EXTRACTED TEXT
## Begin

Federal agencies currently provide help to persons involved in agency proceedings through information given by agency personnel and through funding of legal aid programs and approval or payment of attorney fee awards. This recommendation does not deal with whether government aid may be needed for persons who cannot afford any form of assistance. This recommendation focuses on the potential for increasing the availability of assistance by nonlawyers. Federal agency experience and statistics indicate that qualified persons who are not lawyers generally are capable of providing effective assistance to individuals in mass justice agency proceedings.

While it is recognized that no established privilege protects the confidentiality of communications between nonlawyers and their clients, agencies may adopt some protections covering their own proceedings. The possible limitation of such protections does not outweigh the benefits of increased assistance and representation.

Agency practices do not currently maximize the potential for free choice of assistance, and, in some instances, may hinder the availability of qualified, low-cost assistance by nonlawyers. Agencies should take the steps necessary to encourage—as well as eliminate inappropriate barriers to—nonlawyer assistance and representation.

Agencies generally have the authority to authorize any person to act as a representative for another person having business with the agency. Where an agency intends to permit nonlawyers to assist individuals in agency matters, the agency needs to state that intention affirmatively in its regulations for two reasons. First, an affirmative statement is essential, under existing case law, to protect a nonlawyer from prosecution—under state “unauthorized practice of law” prohibitions—for assisting and advising a Federal client preparatory to commencing agency proceedings, as well as for advertising the availability of services. Second, an affirmative agency position is needed to overcome a common assumption of nonlawyers that agencies welcome only lawyers as representatives, and thereby to encourage an increase in the provision of nonlawyer services.


1. The Social Security Administration, the Immigration and Naturalization Service, the Veterans Administration, the Internal Revenue Service, and other Federal agencies that deal with a significant number of unassisted individuals who have personal, family, or personal business claims or disputes before the agency, should review their regulations regarding assistance and representation. The review should be directed toward the goals of authorizing increased assistance by nonlawyers, and of maximizing the potential for free choice of representative to the fullest extent allowed by law.

2. If an agency determines that some subject areas or types of its proceedings are so complex or specialized that only specially qualified persons can adequately provide representation, then the agency may need to adopt appropriate measures to ensure that nonlawyers meet specific eligibility criteria at some or all stages of representation. Agencies should tailor any eligibility requirements so as not to exclude nonlawyers (including nonlawyers who charge fees) as a class, if there are nonlawyers who, by reason of their knowledge, experience, training, or other qualification, can adequately provide assistance or representation.

## End

RECORDED INFORMATION

## Begin

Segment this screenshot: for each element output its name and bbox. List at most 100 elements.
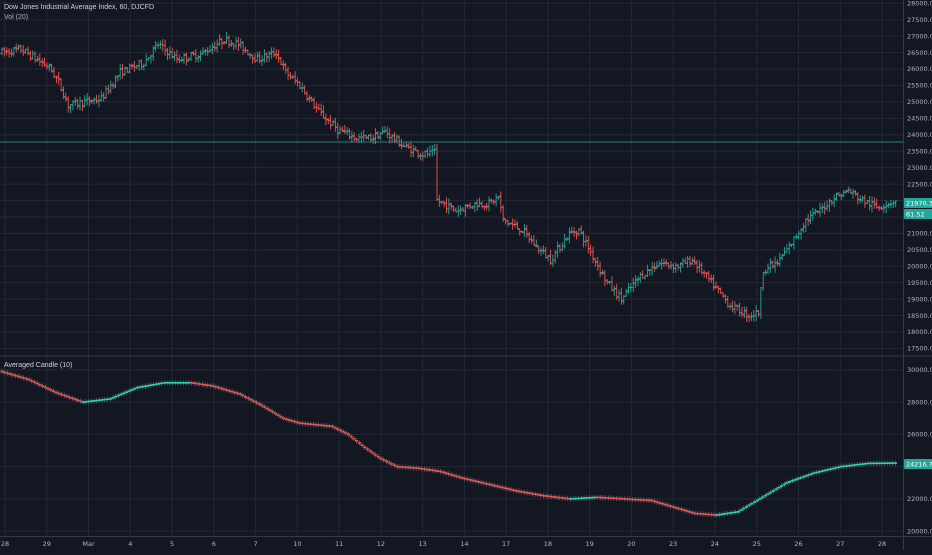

## End

TASK 1
List every federal agency that the recommendation on nonlawyer assistance names.
TASK 2
Answer these questions from the recommendation on nonlawyer assistance:
(a) According to the text, what protects the confidentiality of communications between nonlawyers and their clients?
(b) For how many reasons must an agency state affirmatively in its regulations that it permits nonlawyers to assist individuals?
(c) What qualifications does point 2 list that can make a nonlawyer able to provide assistance or representation?
TASK 3
Write the next part of the recommendation on nonlawyer assistance in agency proceedings, picking up after point 2.

EXERCISE RESULT 1
- Social Security Administration
- Immigration and Naturalization Service
- Veterans Administration
- Internal Revenue Service

EXERCISE RESULT 2
(a) No established privilege protects it, though agencies may adopt some protections covering their own proceedings.
(b) Two.
(c) Knowledge, experience, training, or other qualification.

EXERCISE RESULT 3
3. Agencies should declare unambiguously their intention to authorize assistance and representation by nonlawyers meeting agency criteria. Where a declaration by an agency may have the effect of preempting state law (such as “unauthorized practice of law” prohibitions), then the agency should employ the procedures set out in Recommendation 84-5 with regard to notification of and cooperation with the states and other affected groups.

4. Agencies should review their rules of practice that deal with attorney conduct (such as negligence, fee gouging, fraud, misrepresentation, and representation when there is a conflict of interest) to ensure that similar rules are made applicable to nonlawyers as appropriate, and should establish effective agency procedures for enforcing those rules of practice and for receiving complaints from the affected public.



51 FR 25641 (July 16, 1986)

1986 ACUS 3


1 The term “mass justice” is used here to categorize an agency program in which a large number of individual claims or disputes involving personal, family, or personal business matters come before an agency; e.g., the Old Age Survivors and Disability Insurance program administered by the Social Security Administration. To the extent that principles incorporated in this Recommendation may be applicable to other programs in which nonlawyer assistance or representation is (or could be made) available, the Conference recommends the consideration of these principles by the agencies involved.

2 The term “assistance” is used here to indicate all forms of help, including representation, that may be beneficial to a person in dealing with an agency. The term “representation” is used whenever the most likely form of assistance involves such activities as making an appearance, signing papers, or speaking for the assisted individual. Neither term is meant to be exclusive.